• _DATA RECORDS_:
* * *

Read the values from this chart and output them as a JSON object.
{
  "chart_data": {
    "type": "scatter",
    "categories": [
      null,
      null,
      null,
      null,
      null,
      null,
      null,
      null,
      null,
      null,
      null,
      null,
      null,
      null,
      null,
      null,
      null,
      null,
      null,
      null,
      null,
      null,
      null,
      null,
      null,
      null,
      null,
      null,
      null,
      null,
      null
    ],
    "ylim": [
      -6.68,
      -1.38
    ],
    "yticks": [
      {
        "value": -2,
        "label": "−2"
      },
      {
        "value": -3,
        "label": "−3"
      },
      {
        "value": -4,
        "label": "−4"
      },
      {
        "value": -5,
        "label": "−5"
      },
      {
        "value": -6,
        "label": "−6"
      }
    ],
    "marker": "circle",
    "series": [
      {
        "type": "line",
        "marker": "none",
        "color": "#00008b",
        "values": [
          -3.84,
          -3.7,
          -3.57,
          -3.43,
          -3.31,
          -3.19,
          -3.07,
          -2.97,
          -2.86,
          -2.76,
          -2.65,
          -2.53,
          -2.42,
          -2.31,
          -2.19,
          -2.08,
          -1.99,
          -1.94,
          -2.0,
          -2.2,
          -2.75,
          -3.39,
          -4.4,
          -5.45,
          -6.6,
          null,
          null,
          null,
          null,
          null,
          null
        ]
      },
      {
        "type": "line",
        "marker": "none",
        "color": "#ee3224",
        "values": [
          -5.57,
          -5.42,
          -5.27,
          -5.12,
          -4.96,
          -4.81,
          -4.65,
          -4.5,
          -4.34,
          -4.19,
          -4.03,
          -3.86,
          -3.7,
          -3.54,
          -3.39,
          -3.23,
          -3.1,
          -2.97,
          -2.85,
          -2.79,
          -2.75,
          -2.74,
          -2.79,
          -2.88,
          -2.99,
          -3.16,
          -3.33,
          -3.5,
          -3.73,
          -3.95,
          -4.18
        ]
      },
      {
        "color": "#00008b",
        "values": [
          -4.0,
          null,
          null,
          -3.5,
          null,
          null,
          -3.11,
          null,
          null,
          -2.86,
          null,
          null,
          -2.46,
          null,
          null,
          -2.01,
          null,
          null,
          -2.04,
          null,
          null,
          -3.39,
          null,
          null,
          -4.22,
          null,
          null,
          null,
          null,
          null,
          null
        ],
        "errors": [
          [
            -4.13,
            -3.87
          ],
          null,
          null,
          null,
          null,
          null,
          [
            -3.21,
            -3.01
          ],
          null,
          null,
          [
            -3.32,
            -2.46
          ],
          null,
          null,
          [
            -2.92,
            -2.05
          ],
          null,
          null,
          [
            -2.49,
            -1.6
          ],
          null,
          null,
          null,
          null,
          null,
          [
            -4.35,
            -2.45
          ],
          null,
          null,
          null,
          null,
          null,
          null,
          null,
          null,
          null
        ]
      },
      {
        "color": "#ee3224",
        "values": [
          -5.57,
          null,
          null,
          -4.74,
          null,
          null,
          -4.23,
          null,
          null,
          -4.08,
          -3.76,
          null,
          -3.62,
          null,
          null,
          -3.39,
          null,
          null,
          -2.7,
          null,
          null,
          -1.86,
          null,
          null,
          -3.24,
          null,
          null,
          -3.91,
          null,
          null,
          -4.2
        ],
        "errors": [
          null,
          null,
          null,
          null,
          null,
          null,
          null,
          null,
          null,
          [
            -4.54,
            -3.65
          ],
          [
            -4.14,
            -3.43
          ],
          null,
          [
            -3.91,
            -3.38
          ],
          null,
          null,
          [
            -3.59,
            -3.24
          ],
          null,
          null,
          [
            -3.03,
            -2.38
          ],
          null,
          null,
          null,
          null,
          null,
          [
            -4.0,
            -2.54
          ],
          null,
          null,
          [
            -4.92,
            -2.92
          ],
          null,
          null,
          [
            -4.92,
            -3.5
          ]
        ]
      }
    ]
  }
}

* * *

• _WRITTEN EXERCISE_:
Provide only the count of lines in the data above that include the string "label".

• _RESPONSE_:
5